▸ **WRITTEN TASK**
Identify every line in the records below that contains the word "Upload", and copy each of those lines.

--- START OF PROVIDED RECORDS ---

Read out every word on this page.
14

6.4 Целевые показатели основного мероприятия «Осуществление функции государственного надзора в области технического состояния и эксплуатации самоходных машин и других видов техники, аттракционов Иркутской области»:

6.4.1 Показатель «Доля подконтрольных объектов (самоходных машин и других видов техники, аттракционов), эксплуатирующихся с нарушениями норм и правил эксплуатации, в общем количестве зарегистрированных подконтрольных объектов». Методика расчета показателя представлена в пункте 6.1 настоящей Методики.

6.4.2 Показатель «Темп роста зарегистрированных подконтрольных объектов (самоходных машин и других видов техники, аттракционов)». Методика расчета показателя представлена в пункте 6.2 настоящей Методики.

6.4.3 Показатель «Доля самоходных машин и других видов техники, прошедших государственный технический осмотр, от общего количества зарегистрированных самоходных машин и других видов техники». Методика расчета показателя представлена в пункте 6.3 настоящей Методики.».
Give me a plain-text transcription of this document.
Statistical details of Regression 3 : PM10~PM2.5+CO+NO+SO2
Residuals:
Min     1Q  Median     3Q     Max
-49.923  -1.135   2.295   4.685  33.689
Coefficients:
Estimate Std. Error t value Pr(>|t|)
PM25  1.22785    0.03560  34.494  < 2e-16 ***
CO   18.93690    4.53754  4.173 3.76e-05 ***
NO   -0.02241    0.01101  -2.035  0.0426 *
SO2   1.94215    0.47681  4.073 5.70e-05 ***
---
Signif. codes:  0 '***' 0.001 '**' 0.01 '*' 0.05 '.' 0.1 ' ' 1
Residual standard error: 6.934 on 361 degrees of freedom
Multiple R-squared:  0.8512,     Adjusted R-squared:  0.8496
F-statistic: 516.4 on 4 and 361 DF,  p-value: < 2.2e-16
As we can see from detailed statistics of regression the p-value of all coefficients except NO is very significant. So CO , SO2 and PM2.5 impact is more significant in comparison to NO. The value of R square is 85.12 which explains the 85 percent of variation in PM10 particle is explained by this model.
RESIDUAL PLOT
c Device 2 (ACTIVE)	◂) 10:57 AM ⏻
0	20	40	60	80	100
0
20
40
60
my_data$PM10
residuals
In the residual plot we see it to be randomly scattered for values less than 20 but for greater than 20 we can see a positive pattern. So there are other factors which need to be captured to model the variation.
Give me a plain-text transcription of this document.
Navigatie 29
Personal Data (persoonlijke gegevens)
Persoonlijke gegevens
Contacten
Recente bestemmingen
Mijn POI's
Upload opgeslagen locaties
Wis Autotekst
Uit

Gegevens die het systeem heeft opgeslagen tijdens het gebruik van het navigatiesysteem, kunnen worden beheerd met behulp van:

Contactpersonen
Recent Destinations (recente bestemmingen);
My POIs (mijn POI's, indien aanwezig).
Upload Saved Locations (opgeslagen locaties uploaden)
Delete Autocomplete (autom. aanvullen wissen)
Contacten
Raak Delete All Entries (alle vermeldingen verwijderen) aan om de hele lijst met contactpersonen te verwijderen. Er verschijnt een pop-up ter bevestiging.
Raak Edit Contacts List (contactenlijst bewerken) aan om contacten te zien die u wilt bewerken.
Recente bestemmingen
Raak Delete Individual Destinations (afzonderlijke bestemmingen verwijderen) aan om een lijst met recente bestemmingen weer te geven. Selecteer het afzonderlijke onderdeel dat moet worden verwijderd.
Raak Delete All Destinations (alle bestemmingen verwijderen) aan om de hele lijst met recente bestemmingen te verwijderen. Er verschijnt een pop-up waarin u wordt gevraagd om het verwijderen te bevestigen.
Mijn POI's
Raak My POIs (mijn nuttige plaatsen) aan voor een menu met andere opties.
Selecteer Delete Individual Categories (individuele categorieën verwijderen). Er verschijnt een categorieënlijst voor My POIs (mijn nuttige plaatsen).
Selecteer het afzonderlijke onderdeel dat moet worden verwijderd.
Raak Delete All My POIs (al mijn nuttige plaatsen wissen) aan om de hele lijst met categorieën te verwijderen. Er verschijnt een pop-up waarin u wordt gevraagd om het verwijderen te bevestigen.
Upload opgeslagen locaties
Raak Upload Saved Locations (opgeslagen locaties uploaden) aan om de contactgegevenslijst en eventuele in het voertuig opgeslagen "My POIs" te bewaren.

--- END OF PROVIDED RECORDS ---
--- START OF PROVIDED RECORDS ---

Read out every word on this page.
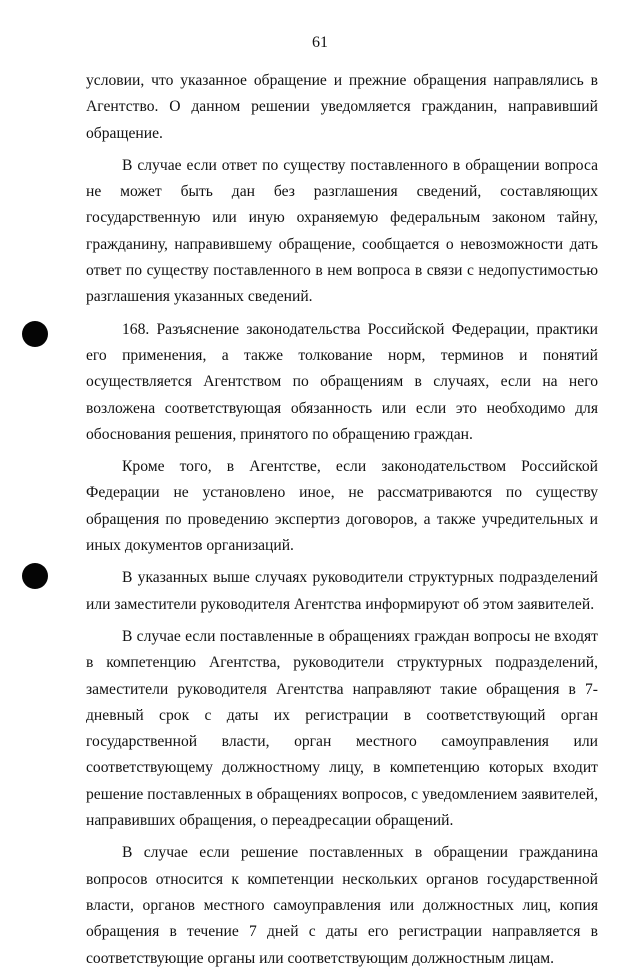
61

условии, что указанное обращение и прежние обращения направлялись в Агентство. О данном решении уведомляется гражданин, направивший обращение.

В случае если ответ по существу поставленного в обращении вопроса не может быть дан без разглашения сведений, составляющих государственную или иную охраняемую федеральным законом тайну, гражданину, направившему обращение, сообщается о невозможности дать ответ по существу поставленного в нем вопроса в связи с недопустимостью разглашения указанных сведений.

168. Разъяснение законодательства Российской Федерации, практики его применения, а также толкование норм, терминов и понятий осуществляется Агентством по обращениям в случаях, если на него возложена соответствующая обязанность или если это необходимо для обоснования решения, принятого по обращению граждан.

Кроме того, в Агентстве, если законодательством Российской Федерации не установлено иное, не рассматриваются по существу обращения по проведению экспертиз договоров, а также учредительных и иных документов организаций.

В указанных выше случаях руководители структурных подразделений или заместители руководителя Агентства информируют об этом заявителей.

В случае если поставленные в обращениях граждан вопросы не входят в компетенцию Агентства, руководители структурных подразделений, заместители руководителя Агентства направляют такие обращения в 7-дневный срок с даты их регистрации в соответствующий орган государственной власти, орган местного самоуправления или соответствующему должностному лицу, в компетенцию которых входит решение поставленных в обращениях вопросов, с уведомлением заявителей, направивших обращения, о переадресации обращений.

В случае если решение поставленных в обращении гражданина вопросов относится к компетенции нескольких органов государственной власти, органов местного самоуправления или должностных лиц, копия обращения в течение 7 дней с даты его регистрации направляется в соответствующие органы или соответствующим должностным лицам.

--- END OF PROVIDED RECORDS ---

▸ **EXERCISE RESPONSE**
Upload opgeslagen locaties
Upload Saved Locations (opgeslagen locaties uploaden)
Upload opgeslagen locaties
Raak Upload Saved Locations (opgeslagen locaties uploaden) aan om de contactgegevenslijst en eventuele in het voertuig opgeslagen "My POIs" te bewaren.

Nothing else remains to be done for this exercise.